JOB:
Pull out every line below holding the word "this".

EXTRACTED MATERIAL:
+===+

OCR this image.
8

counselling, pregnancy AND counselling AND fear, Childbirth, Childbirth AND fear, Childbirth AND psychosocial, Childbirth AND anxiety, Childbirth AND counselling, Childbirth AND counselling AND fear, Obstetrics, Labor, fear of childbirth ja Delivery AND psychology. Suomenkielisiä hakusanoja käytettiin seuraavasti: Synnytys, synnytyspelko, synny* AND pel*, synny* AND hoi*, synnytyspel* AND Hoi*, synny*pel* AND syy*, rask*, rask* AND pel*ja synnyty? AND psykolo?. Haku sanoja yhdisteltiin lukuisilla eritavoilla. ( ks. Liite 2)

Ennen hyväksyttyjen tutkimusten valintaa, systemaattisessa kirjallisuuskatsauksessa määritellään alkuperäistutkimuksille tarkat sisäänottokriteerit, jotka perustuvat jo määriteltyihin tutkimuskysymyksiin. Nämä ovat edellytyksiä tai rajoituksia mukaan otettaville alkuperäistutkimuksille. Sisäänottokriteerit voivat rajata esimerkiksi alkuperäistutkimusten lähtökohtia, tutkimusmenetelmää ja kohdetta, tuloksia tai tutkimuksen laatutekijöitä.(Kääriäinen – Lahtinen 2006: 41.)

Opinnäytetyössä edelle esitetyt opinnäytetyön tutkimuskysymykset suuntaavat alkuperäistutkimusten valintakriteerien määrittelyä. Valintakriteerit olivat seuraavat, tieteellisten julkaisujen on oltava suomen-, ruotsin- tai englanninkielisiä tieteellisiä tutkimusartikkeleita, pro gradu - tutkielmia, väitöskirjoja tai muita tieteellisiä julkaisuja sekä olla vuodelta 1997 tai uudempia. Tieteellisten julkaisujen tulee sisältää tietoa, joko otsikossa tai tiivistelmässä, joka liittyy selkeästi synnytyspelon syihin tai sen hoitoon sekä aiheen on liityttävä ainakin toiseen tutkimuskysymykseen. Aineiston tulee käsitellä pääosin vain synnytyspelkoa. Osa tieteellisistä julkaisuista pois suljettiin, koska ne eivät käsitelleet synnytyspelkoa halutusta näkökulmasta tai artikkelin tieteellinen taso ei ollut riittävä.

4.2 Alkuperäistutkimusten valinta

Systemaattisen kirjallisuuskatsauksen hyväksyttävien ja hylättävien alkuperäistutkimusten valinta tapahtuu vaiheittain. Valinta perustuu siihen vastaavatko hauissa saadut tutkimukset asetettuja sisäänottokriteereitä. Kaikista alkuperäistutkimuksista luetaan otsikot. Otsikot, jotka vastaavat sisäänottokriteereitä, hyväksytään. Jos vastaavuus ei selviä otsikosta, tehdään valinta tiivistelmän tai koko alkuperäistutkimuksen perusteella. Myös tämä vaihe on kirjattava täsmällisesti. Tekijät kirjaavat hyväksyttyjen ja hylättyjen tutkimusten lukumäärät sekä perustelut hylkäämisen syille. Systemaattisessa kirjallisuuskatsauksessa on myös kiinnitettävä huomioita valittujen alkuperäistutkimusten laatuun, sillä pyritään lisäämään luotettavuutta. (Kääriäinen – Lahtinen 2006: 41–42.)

+===+

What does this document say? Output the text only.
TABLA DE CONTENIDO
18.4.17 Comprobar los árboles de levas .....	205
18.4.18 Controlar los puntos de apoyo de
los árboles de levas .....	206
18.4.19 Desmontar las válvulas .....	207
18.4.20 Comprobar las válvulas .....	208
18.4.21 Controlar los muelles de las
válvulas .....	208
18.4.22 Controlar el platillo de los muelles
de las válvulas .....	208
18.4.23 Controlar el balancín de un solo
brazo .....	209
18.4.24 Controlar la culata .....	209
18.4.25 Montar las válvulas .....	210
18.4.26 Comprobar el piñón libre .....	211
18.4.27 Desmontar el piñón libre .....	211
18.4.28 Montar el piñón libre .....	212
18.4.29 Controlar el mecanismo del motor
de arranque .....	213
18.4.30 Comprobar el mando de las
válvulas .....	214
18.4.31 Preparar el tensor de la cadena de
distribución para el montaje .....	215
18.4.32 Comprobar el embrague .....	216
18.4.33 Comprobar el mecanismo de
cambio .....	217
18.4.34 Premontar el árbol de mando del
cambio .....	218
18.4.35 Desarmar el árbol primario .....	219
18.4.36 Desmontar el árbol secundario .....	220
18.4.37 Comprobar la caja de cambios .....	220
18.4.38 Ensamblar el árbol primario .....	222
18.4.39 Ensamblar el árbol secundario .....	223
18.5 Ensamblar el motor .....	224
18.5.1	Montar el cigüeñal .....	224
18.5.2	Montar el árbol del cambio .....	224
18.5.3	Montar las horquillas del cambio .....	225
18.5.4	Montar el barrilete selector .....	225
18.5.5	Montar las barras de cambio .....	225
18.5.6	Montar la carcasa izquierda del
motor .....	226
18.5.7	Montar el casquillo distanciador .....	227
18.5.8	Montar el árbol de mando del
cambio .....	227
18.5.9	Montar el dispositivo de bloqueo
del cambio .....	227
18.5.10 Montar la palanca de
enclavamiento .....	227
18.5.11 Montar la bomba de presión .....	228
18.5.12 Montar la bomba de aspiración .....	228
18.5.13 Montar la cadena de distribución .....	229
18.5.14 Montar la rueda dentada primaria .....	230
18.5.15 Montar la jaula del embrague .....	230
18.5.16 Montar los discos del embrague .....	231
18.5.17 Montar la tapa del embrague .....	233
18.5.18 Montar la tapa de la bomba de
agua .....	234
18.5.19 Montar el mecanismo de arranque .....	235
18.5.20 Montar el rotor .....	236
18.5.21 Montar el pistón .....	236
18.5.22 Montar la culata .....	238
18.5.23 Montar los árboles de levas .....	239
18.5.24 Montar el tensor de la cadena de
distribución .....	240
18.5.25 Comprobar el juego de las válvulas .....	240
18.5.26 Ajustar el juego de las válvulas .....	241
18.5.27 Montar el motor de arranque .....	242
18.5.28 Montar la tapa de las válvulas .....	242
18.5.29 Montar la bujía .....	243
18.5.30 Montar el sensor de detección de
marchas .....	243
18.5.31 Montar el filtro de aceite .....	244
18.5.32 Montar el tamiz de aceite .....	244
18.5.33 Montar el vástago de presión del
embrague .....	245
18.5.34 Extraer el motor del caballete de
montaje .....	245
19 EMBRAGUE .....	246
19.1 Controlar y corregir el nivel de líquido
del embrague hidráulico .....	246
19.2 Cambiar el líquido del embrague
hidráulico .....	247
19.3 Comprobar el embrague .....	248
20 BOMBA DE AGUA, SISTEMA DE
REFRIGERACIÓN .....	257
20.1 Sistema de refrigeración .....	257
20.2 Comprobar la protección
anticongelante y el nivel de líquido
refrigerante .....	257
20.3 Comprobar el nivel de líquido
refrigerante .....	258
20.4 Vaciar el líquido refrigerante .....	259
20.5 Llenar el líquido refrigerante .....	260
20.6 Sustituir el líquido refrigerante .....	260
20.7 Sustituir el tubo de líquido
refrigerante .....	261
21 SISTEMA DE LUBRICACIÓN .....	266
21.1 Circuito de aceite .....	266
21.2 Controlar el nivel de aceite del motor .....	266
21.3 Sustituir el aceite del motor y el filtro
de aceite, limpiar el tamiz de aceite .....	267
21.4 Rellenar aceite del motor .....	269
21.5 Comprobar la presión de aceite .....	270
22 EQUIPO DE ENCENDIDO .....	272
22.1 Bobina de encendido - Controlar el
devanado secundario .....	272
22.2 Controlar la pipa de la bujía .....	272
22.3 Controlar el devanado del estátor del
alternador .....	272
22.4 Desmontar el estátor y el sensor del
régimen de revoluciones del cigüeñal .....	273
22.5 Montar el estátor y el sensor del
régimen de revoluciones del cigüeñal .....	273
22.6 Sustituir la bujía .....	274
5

+===+

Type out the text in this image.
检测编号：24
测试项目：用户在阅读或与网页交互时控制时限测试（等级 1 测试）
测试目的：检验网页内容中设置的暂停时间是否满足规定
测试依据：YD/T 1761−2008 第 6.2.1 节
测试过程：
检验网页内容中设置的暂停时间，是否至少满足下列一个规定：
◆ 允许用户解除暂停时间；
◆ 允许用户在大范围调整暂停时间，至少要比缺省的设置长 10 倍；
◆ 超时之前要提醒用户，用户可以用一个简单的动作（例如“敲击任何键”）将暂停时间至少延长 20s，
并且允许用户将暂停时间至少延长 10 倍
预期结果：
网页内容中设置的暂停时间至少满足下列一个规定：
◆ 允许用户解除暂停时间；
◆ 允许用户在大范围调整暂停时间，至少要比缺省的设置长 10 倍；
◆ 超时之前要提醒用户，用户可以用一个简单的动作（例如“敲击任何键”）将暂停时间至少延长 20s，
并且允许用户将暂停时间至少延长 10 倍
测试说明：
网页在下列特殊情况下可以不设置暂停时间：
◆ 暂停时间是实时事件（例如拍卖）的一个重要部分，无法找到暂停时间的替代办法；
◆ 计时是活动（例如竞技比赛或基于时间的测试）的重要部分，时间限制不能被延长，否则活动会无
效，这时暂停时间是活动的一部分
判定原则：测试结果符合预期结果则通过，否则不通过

+===+

FINAL ANSWER:
OCR this image.
What does this document say? Output the text only.
Type out the text in this image.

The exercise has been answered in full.